• Records for processing:
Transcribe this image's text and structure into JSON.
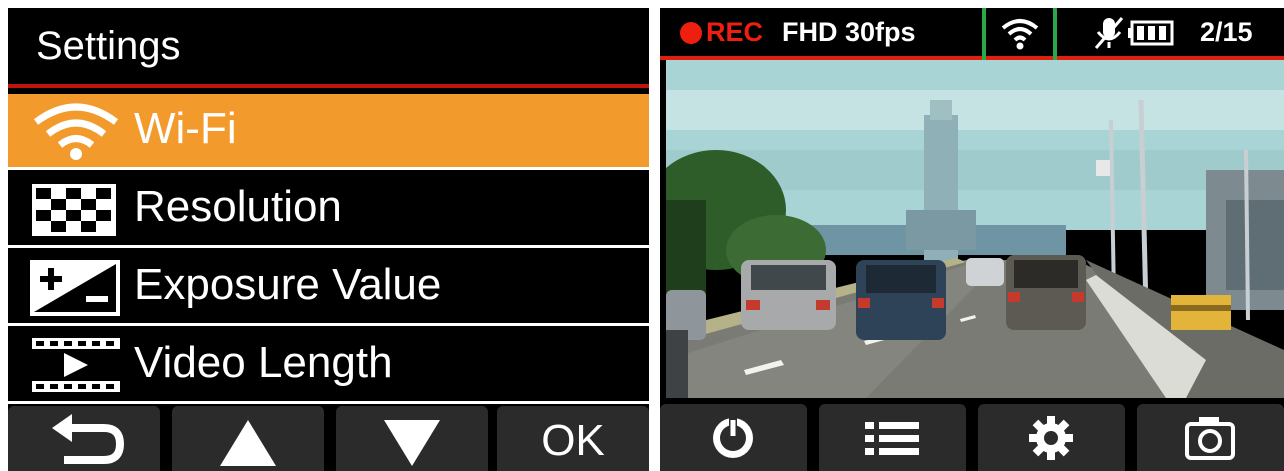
{
  "settings_screen": {
    "title": "Settings",
    "menu_items": [
      {
        "label": "Wi-Fi",
        "icon": "wifi-icon",
        "selected": true
      },
      {
        "label": "Resolution",
        "icon": "resolution-checker-icon",
        "selected": false
      },
      {
        "label": "Exposure Value",
        "icon": "exposure-value-icon",
        "selected": false
      },
      {
        "label": "Video Length",
        "icon": "video-length-icon",
        "selected": false
      }
    ],
    "bottom_buttons": [
      {
        "icon": "back-arrow-icon"
      },
      {
        "icon": "up-arrow-icon"
      },
      {
        "icon": "down-arrow-icon"
      },
      {
        "label": "OK"
      }
    ]
  },
  "live_view": {
    "rec_label": "REC",
    "mode_label": "FHD 30fps",
    "wifi_icon": "wifi-icon",
    "status_icons": [
      "mic-off-icon",
      "battery-icon"
    ],
    "counter": "2/15",
    "bottom_buttons": [
      {
        "icon": "power-icon"
      },
      {
        "icon": "menu-list-icon"
      },
      {
        "icon": "settings-gear-icon"
      },
      {
        "icon": "camera-icon"
      }
    ]
  },
  "colors": {
    "selected_item": "#f39a2c",
    "rec_red": "#ee1f0f",
    "highlight_green": "#2aa84a",
    "button_gray": "#2b2b2b"
  }
}
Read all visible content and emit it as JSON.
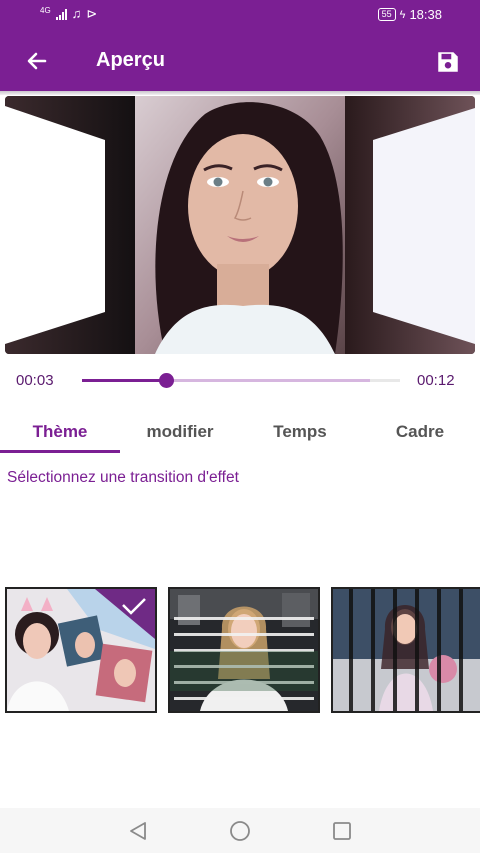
{
  "status_bar": {
    "network": "4G",
    "battery": "55",
    "time": "18:38"
  },
  "app_bar": {
    "title": "Aperçu",
    "back_icon": "arrow-left-icon",
    "save_icon": "floppy-disk-icon"
  },
  "player": {
    "current_time": "00:03",
    "total_time": "00:12",
    "progress": 0.29
  },
  "tabs": [
    {
      "label": "Thème",
      "active": true
    },
    {
      "label": "modifier",
      "active": false
    },
    {
      "label": "Temps",
      "active": false
    },
    {
      "label": "Cadre",
      "active": false
    }
  ],
  "hint": "Sélectionnez une transition d'effet",
  "themes": [
    {
      "name": "collage-theme",
      "selected": true
    },
    {
      "name": "slices-theme",
      "selected": false
    },
    {
      "name": "strips-theme",
      "selected": false
    }
  ],
  "colors": {
    "primary": "#7b1f93",
    "accent_light": "#d6b6df"
  },
  "nav": {
    "back_icon": "triangle-back-icon",
    "home_icon": "circle-home-icon",
    "recents_icon": "square-recents-icon"
  }
}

• What the task asks:
Copy exactly the lines from the one containing "Read all visible content and emit it as JSON." through the final line of the records above, both included, and leave out any pictures.

• Exercise answer:
Read all visible content and emit it as JSON.
{
  "status_bar": {
    "network": "4G",
    "battery": "55",
    "time": "18:38"
  },
  "app_bar": {
    "title": "Aperçu",
    "back_icon": "arrow-left-icon",
    "save_icon": "floppy-disk-icon"
  },
  "player": {
    "current_time": "00:03",
    "total_time": "00:12",
    "progress": 0.29
  },
  "tabs": [
    {
      "label": "Thème",
      "active": true
    },
    {
      "label": "modifier",
      "active": false
    },
    {
      "label": "Temps",
      "active": false
    },
    {
      "label": "Cadre",
      "active": false
    }
  ],
  "hint": "Sélectionnez une transition d'effet",
  "themes": [
    {
      "name": "collage-theme",
      "selected": true
    },
    {
      "name": "slices-theme",
      "selected": false
    },
    {
      "name": "strips-theme",
      "selected": false
    }
  ],
  "colors": {
    "primary": "#7b1f93",
    "accent_light": "#d6b6df"
  },
  "nav": {
    "back_icon": "triangle-back-icon",
    "home_icon": "circle-home-icon",
    "recents_icon": "square-recents-icon"
  }
}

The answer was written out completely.